[Entries shown start]

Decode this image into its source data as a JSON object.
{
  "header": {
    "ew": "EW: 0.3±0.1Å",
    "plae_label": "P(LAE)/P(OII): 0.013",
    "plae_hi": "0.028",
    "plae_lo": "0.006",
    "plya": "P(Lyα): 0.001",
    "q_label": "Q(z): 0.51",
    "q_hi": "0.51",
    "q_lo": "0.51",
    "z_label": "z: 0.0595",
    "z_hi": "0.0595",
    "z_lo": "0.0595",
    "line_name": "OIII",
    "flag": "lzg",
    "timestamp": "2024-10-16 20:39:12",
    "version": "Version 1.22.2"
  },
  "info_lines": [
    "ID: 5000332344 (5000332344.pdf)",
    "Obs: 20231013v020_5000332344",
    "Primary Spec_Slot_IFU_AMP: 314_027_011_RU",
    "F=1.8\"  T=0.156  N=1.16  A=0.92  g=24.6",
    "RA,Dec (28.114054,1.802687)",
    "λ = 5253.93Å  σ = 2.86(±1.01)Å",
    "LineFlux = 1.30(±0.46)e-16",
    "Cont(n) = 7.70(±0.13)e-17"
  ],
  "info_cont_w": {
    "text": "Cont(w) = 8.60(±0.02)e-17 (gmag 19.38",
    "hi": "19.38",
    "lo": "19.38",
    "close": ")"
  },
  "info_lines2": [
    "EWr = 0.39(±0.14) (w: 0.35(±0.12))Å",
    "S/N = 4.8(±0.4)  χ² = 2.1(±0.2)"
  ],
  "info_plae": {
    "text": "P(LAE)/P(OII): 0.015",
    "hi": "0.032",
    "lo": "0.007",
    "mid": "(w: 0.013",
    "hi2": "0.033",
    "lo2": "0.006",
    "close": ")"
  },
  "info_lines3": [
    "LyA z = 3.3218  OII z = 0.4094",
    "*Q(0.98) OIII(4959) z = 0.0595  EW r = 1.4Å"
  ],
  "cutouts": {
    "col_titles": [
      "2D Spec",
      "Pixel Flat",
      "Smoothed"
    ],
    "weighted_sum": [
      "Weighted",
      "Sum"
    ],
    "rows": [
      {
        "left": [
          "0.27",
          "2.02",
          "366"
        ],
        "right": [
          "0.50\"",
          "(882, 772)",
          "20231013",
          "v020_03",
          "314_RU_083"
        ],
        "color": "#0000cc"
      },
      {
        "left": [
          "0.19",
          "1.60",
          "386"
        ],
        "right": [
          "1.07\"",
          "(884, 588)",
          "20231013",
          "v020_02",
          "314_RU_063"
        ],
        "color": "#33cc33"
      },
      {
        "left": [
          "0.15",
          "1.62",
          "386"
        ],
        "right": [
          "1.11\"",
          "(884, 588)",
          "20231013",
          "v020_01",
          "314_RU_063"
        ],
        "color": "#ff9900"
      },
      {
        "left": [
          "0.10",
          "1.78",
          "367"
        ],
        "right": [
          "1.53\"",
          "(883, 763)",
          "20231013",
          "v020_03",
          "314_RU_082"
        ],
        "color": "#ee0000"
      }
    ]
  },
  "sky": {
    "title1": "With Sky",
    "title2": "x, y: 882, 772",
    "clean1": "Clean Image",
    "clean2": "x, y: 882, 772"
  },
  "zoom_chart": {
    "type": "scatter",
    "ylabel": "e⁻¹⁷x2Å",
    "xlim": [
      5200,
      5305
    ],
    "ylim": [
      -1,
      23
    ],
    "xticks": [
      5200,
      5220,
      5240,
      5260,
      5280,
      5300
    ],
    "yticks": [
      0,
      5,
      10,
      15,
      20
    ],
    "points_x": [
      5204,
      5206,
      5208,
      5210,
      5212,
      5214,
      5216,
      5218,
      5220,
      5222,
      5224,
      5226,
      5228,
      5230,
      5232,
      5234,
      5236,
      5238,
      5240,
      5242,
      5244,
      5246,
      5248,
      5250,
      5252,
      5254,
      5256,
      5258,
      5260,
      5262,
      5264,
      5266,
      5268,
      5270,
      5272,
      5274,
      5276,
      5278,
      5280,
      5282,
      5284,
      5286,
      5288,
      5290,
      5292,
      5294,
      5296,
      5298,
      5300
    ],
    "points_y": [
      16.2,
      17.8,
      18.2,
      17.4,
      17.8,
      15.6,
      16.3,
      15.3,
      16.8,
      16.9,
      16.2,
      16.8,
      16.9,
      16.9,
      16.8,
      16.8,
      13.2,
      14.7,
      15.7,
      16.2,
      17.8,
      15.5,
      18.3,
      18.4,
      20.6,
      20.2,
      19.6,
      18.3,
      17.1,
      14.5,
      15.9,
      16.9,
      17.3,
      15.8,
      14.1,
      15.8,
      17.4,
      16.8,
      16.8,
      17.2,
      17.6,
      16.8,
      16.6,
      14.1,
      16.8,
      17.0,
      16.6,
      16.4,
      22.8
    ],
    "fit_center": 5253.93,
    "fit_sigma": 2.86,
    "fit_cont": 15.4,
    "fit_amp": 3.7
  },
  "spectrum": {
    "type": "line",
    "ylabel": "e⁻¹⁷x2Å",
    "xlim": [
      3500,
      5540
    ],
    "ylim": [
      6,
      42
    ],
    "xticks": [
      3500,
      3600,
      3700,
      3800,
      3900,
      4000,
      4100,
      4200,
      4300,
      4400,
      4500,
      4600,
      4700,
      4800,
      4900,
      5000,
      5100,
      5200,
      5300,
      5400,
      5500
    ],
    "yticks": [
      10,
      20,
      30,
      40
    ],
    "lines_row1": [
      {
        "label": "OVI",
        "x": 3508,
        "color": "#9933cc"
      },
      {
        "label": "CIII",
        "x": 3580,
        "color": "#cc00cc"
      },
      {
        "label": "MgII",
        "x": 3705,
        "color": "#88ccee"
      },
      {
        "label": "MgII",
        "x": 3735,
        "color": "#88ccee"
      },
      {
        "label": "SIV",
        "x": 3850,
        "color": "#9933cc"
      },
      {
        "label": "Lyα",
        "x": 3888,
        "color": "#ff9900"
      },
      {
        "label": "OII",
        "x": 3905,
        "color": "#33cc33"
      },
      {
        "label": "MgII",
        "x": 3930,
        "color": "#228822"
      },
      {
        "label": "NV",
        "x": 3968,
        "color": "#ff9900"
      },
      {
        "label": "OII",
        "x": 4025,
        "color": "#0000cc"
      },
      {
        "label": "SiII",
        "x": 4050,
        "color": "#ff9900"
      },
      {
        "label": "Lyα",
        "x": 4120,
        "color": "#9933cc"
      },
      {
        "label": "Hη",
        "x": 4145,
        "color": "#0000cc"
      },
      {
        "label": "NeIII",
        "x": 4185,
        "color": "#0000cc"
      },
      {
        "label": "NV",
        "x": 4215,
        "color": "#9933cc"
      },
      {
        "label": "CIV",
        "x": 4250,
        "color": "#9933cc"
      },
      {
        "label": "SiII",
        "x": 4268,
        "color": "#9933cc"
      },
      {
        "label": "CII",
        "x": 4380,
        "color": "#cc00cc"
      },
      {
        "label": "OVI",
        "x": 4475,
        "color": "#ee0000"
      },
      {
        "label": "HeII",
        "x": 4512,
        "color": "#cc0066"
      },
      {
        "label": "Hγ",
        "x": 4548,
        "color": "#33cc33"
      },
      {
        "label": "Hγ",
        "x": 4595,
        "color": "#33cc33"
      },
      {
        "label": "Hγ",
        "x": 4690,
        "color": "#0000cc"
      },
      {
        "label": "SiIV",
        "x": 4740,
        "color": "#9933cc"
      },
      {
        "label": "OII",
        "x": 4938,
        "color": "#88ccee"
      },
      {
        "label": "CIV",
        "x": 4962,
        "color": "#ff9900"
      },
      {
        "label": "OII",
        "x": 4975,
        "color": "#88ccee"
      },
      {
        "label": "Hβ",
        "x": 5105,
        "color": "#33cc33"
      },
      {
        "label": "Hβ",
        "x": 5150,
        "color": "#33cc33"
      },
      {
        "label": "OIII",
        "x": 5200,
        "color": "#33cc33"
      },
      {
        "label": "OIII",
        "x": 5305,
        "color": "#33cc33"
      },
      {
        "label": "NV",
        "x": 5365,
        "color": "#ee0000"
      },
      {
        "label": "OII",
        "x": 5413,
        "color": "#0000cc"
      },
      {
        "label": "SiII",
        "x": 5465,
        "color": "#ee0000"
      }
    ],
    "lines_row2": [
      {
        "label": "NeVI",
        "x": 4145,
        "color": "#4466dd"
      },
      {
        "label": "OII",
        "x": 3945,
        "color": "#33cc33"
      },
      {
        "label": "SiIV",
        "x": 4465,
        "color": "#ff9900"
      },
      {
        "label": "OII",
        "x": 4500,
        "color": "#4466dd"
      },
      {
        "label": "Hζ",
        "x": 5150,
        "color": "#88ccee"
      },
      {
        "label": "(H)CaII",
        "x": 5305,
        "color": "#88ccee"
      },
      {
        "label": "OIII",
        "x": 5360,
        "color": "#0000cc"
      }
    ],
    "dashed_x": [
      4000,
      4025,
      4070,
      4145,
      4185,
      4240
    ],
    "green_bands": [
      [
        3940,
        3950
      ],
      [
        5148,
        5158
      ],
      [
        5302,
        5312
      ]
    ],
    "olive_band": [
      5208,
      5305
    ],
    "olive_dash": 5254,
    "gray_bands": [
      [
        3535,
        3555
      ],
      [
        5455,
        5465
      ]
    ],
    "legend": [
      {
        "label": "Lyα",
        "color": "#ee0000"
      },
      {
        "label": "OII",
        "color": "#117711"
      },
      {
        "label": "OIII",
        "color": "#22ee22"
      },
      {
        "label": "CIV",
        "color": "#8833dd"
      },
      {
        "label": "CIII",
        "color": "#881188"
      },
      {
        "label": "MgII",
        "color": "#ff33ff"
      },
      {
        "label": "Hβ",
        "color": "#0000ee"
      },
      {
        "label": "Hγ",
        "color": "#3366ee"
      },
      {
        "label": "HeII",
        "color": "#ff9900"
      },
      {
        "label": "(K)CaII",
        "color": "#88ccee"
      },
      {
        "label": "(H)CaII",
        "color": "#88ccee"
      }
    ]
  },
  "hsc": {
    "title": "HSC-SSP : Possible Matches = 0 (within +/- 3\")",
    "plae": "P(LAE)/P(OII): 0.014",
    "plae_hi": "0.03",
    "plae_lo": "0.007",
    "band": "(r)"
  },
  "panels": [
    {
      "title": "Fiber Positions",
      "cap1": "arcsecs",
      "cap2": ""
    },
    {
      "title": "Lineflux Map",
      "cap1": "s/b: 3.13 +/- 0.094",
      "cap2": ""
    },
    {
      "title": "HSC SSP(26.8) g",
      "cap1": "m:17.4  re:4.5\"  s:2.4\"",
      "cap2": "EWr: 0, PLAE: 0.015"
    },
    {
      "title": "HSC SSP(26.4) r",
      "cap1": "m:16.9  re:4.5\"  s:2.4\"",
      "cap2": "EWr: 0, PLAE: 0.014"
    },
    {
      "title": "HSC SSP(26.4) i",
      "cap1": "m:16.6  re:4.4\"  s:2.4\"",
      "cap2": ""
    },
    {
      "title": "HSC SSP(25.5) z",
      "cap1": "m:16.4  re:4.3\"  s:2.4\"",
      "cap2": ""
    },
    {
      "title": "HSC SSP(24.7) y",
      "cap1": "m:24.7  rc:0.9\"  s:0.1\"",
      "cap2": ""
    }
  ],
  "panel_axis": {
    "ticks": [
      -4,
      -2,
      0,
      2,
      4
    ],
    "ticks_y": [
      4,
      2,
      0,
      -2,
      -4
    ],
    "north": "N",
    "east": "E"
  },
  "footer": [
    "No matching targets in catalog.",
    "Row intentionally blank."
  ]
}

[Entries shown end]

:: Aim ::
Work out how many lines above have the string "text" in them, and give only the number.

:: Exercise response ::
2